Data records
================

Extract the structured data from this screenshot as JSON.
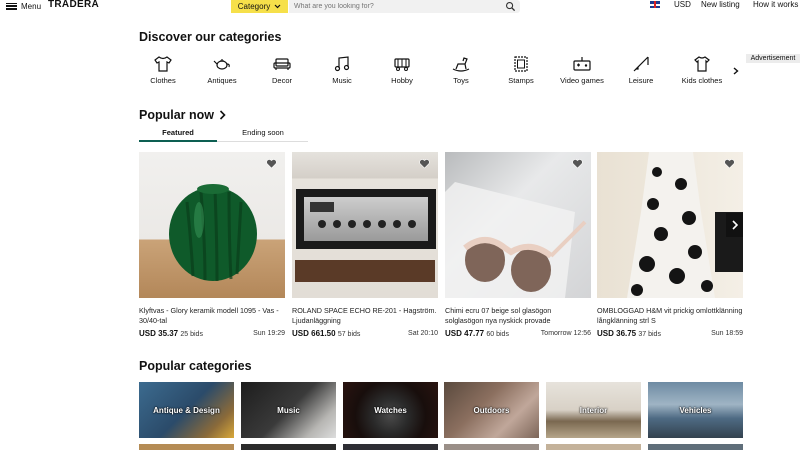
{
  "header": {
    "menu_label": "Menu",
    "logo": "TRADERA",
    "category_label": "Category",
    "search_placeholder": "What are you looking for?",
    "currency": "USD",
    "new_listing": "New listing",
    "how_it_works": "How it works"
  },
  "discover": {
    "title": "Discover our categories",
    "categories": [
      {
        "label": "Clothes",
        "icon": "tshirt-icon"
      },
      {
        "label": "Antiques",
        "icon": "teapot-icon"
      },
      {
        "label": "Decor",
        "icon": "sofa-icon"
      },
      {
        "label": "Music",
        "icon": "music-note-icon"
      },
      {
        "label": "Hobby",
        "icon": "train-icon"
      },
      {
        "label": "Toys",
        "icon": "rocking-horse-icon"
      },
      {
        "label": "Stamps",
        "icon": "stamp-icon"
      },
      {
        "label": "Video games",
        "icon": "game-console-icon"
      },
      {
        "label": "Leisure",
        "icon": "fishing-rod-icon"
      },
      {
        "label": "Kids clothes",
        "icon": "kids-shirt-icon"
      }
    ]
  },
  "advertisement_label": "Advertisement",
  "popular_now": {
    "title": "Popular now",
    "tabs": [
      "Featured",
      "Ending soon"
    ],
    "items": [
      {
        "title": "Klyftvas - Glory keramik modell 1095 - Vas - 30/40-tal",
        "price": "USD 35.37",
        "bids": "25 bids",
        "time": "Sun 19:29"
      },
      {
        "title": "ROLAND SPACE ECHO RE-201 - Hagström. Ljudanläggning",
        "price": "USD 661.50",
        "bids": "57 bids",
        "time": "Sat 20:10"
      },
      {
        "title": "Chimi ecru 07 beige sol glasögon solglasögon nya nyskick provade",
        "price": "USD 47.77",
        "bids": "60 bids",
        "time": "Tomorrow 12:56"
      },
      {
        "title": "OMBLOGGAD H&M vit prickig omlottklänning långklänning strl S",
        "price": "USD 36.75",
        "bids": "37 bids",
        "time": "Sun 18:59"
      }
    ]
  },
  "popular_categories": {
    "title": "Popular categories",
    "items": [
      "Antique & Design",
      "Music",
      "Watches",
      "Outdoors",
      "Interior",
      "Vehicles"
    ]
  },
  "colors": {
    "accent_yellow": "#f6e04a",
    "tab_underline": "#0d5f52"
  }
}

================

◆ **What to do**
Output the entries above exactly, without their pictures.

◆ **Response to this task**
Extract the structured data from this screenshot as JSON.
{
  "header": {
    "menu_label": "Menu",
    "logo": "TRADERA",
    "category_label": "Category",
    "search_placeholder": "What are you looking for?",
    "currency": "USD",
    "new_listing": "New listing",
    "how_it_works": "How it works"
  },
  "discover": {
    "title": "Discover our categories",
    "categories": [
      {
        "label": "Clothes",
        "icon": "tshirt-icon"
      },
      {
        "label": "Antiques",
        "icon": "teapot-icon"
      },
      {
        "label": "Decor",
        "icon": "sofa-icon"
      },
      {
        "label": "Music",
        "icon": "music-note-icon"
      },
      {
        "label": "Hobby",
        "icon": "train-icon"
      },
      {
        "label": "Toys",
        "icon": "rocking-horse-icon"
      },
      {
        "label": "Stamps",
        "icon": "stamp-icon"
      },
      {
        "label": "Video games",
        "icon": "game-console-icon"
      },
      {
        "label": "Leisure",
        "icon": "fishing-rod-icon"
      },
      {
        "label": "Kids clothes",
        "icon": "kids-shirt-icon"
      }
    ]
  },
  "advertisement_label": "Advertisement",
  "popular_now": {
    "title": "Popular now",
    "tabs": [
      "Featured",
      "Ending soon"
    ],
    "items": [
      {
        "title": "Klyftvas - Glory keramik modell 1095 - Vas - 30/40-tal",
        "price": "USD 35.37",
        "bids": "25 bids",
        "time": "Sun 19:29"
      },
      {
        "title": "ROLAND SPACE ECHO RE-201 - Hagström. Ljudanläggning",
        "price": "USD 661.50",
        "bids": "57 bids",
        "time": "Sat 20:10"
      },
      {
        "title": "Chimi ecru 07 beige sol glasögon solglasögon nya nyskick provade",
        "price": "USD 47.77",
        "bids": "60 bids",
        "time": "Tomorrow 12:56"
      },
      {
        "title": "OMBLOGGAD H&M vit prickig omlottklänning långklänning strl S",
        "price": "USD 36.75",
        "bids": "37 bids",
        "time": "Sun 18:59"
      }
    ]
  },
  "popular_categories": {
    "title": "Popular categories",
    "items": [
      "Antique & Design",
      "Music",
      "Watches",
      "Outdoors",
      "Interior",
      "Vehicles"
    ]
  },
  "colors": {
    "accent_yellow": "#f6e04a",
    "tab_underline": "#0d5f52"
  }
}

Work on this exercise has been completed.